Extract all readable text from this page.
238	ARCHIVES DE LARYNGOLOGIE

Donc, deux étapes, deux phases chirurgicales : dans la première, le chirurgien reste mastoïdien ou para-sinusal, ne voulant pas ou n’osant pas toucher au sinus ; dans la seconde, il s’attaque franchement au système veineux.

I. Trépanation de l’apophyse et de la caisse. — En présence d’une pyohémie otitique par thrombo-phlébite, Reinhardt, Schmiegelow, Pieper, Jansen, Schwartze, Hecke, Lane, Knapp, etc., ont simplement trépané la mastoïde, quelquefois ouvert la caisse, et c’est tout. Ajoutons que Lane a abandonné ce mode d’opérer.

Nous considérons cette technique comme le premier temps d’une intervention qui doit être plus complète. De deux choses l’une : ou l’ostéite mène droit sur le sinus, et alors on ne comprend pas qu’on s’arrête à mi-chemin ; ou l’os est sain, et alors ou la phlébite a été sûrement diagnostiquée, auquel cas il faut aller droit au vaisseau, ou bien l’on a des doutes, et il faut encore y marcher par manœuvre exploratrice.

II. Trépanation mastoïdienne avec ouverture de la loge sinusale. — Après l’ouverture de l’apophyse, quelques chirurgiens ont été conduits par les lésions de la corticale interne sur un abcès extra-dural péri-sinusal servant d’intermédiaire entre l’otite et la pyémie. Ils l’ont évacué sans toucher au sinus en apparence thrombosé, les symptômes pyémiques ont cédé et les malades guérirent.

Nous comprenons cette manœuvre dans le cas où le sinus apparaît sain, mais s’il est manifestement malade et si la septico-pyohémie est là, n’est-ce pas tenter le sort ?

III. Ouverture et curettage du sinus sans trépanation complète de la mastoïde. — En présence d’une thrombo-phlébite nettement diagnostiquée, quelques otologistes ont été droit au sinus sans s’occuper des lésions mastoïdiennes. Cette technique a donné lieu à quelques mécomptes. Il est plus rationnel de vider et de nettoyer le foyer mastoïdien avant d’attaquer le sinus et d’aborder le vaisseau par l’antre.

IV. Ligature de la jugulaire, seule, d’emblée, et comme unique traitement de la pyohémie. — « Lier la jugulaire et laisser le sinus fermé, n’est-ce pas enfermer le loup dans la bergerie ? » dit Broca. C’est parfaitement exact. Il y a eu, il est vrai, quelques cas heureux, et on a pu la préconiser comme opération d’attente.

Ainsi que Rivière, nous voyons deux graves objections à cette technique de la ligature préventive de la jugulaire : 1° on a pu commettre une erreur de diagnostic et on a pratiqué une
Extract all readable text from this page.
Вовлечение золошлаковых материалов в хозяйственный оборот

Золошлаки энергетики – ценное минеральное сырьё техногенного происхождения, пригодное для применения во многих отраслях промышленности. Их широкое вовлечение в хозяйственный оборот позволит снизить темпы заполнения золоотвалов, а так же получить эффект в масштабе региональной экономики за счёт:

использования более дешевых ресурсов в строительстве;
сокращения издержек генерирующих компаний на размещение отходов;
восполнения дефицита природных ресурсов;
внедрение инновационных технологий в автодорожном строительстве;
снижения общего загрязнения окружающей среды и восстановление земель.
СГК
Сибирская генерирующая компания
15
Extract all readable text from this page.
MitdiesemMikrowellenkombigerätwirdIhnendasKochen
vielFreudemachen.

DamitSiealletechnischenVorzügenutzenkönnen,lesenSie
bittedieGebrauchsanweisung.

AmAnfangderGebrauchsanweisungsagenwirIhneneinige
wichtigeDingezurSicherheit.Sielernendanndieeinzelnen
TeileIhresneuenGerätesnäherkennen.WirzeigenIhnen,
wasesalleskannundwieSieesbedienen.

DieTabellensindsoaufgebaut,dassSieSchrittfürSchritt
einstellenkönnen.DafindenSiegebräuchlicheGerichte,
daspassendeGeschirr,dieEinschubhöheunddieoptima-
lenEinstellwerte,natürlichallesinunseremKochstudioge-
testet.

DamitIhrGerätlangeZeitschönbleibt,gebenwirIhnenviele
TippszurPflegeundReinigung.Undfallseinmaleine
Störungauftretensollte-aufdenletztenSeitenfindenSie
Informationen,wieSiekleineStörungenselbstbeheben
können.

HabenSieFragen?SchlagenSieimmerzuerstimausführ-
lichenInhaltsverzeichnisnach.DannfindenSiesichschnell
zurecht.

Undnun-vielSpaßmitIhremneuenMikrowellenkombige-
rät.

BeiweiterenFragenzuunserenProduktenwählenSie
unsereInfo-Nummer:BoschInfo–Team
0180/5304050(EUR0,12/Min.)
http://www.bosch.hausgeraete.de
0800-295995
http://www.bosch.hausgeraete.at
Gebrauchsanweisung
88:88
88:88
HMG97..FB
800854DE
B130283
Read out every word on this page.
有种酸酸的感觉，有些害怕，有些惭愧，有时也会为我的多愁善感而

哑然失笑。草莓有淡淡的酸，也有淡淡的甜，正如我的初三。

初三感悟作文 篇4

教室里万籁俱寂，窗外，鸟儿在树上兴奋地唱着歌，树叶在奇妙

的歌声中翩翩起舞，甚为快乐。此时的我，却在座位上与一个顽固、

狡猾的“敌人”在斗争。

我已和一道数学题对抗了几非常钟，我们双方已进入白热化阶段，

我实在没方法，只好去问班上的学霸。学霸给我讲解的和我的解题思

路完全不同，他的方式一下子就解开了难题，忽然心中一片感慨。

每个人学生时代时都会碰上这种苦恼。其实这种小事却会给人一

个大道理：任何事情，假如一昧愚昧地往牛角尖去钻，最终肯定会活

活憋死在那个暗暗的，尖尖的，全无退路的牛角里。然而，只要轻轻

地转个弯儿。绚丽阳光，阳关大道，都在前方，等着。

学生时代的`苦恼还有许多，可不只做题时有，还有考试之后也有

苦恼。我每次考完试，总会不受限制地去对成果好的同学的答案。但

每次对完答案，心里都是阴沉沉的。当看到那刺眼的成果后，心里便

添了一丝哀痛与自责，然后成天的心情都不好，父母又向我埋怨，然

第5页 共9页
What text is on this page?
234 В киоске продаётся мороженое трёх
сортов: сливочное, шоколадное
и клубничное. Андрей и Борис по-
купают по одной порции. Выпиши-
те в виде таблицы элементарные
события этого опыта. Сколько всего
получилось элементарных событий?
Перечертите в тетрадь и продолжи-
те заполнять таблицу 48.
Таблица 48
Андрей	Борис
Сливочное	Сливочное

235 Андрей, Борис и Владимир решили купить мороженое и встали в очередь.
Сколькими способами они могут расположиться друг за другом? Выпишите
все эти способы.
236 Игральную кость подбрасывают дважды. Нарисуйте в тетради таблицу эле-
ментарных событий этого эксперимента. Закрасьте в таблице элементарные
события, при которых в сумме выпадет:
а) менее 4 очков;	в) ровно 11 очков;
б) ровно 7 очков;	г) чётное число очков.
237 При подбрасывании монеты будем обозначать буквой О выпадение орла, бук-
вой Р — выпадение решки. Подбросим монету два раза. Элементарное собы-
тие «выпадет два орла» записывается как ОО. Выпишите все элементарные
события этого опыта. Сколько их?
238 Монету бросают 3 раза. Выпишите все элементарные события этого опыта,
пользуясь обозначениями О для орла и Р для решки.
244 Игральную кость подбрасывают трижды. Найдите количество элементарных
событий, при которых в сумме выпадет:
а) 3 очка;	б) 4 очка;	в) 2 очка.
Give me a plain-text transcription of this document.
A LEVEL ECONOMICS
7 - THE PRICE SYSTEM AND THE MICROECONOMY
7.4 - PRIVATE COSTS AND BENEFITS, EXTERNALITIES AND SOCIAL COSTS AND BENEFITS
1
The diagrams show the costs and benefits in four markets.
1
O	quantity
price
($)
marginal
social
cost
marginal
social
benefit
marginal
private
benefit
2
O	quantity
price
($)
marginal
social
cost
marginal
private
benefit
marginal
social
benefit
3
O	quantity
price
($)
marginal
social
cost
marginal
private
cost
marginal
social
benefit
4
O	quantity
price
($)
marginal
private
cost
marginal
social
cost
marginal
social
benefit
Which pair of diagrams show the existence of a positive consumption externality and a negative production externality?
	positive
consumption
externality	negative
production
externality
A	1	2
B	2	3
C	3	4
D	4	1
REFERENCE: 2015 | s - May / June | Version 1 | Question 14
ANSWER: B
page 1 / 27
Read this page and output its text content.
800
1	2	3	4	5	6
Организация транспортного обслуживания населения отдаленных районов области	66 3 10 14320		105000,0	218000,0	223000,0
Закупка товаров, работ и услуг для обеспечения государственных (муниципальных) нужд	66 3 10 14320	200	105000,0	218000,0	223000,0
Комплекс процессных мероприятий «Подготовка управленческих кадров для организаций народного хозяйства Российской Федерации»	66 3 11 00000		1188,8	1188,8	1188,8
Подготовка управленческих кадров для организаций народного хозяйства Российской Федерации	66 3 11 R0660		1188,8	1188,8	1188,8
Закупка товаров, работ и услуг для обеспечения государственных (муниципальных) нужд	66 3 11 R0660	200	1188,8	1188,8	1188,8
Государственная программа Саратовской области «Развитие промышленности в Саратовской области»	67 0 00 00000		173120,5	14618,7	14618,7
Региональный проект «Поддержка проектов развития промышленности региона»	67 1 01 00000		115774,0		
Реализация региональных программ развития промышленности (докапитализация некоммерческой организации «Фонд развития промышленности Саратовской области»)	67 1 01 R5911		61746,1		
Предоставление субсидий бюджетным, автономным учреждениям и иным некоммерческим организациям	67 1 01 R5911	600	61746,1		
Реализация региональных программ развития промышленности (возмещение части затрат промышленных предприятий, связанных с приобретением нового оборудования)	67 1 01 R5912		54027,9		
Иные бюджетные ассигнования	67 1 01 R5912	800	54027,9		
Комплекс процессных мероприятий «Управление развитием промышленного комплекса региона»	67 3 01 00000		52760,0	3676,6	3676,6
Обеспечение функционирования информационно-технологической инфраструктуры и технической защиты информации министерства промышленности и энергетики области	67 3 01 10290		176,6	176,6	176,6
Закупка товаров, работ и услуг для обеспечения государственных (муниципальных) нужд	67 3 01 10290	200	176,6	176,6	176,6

◆ ◆ ◆ ◆

*Task to complete*:
Check each line of the records for "Саратовской" and copy the ones that contain it.

*Final result*:
Государственная программа Саратовской области «Развитие промышленности в Саратовской области»	67 0 00 00000		173120,5	14618,7	14618,7
Реализация региональных программ развития промышленности (докапитализация некоммерческой организации «Фонд развития промышленности Саратовской области»)	67 1 01 R5911		61746,1		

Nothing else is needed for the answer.